• GIVEN TASK:
Select and reproduce each line of the listing below that bears the string "code".

───

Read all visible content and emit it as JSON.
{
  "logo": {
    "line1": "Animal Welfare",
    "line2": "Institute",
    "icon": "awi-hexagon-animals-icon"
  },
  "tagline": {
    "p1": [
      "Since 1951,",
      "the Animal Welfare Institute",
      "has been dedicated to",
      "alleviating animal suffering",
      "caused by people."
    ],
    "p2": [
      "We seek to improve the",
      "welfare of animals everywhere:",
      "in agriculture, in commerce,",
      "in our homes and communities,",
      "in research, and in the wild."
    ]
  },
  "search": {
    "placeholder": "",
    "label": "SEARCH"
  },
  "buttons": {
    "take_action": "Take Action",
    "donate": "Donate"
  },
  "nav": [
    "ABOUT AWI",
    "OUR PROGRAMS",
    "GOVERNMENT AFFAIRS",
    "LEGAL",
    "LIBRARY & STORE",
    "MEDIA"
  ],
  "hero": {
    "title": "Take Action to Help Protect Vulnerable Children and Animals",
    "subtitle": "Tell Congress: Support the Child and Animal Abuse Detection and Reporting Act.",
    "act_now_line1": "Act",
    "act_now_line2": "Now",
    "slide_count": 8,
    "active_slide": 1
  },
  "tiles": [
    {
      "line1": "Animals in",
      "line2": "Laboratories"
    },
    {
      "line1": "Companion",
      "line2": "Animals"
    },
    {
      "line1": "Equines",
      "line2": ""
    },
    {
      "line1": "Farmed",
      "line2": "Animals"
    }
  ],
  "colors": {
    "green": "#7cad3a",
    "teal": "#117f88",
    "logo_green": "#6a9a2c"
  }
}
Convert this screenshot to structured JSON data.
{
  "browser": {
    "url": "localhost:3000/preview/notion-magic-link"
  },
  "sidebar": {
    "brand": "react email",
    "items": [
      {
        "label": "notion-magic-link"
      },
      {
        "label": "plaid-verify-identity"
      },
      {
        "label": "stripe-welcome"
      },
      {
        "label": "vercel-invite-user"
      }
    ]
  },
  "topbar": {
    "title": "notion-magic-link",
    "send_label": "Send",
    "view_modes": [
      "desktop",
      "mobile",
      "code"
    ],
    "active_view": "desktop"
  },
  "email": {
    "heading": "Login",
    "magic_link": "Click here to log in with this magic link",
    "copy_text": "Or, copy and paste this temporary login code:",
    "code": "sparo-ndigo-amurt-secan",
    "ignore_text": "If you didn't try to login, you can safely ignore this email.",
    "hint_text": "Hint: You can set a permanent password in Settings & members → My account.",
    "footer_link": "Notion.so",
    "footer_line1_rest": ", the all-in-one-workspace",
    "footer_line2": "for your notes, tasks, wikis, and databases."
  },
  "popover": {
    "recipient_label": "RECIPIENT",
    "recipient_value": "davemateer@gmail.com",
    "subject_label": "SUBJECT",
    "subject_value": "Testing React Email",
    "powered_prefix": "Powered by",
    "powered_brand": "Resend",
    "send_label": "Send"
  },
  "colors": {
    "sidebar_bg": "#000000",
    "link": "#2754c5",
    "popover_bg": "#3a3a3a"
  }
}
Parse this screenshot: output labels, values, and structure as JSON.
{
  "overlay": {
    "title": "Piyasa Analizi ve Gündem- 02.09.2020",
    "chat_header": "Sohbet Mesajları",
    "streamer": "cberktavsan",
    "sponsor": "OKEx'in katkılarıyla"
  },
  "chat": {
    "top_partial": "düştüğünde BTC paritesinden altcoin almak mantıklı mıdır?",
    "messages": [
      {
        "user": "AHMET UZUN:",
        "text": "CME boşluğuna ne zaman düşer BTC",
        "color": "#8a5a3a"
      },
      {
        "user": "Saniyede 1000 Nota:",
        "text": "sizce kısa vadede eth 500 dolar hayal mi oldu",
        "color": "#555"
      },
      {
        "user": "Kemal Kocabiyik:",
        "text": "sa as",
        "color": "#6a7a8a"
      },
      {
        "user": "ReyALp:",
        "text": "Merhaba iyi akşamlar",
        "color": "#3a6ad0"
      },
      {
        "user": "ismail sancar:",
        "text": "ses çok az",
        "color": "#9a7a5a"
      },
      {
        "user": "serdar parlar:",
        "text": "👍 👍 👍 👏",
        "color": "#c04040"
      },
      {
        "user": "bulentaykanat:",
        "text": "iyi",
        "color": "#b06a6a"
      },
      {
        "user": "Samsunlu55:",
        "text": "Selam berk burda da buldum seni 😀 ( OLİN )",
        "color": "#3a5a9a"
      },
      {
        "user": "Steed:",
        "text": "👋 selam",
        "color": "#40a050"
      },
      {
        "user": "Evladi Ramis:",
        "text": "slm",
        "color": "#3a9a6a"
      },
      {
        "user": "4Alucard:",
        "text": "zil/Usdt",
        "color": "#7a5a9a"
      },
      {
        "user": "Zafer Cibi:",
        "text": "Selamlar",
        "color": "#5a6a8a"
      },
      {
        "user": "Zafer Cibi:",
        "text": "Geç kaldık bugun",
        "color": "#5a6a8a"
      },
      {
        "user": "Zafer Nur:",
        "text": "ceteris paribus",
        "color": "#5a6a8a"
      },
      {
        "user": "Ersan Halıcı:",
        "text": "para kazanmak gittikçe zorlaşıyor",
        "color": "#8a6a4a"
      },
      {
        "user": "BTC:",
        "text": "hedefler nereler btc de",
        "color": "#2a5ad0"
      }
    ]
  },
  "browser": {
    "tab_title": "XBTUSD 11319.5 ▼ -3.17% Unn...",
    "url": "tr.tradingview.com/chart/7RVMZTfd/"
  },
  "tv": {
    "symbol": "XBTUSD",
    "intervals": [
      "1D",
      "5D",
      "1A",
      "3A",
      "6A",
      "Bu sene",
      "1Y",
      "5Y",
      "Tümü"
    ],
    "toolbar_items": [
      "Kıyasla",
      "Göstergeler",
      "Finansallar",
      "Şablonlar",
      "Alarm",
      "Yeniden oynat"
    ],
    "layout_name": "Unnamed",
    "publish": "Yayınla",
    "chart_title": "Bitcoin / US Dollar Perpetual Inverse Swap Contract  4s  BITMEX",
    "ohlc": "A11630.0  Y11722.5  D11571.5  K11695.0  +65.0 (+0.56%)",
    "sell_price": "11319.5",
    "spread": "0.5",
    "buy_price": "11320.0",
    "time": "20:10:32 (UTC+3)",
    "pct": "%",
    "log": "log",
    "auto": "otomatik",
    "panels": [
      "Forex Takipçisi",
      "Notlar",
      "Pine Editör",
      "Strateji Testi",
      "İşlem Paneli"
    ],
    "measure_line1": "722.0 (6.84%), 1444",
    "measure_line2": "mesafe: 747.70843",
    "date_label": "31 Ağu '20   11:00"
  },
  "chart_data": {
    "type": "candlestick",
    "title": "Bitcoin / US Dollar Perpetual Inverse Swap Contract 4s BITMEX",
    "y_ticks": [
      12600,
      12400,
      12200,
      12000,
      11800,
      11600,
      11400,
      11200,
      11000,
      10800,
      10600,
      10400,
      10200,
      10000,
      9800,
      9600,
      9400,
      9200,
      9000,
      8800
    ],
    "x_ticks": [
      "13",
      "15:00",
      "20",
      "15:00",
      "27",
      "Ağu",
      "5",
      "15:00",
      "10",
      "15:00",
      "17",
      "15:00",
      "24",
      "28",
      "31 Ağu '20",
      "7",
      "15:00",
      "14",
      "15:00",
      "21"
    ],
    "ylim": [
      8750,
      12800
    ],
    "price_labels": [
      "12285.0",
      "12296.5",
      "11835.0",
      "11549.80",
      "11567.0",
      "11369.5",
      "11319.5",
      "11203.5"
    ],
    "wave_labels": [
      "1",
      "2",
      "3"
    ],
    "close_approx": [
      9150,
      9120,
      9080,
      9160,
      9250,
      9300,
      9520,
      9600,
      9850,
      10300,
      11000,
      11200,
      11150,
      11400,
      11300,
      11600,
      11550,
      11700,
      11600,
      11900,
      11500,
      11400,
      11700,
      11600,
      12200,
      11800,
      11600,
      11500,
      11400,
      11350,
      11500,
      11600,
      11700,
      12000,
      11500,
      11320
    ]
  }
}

───

• SOLUTION TO THE PROBLEM:
      "code"
    "copy_text": "Or, copy and paste this temporary login code:",
    "code": "sparo-ndigo-amurt-secan",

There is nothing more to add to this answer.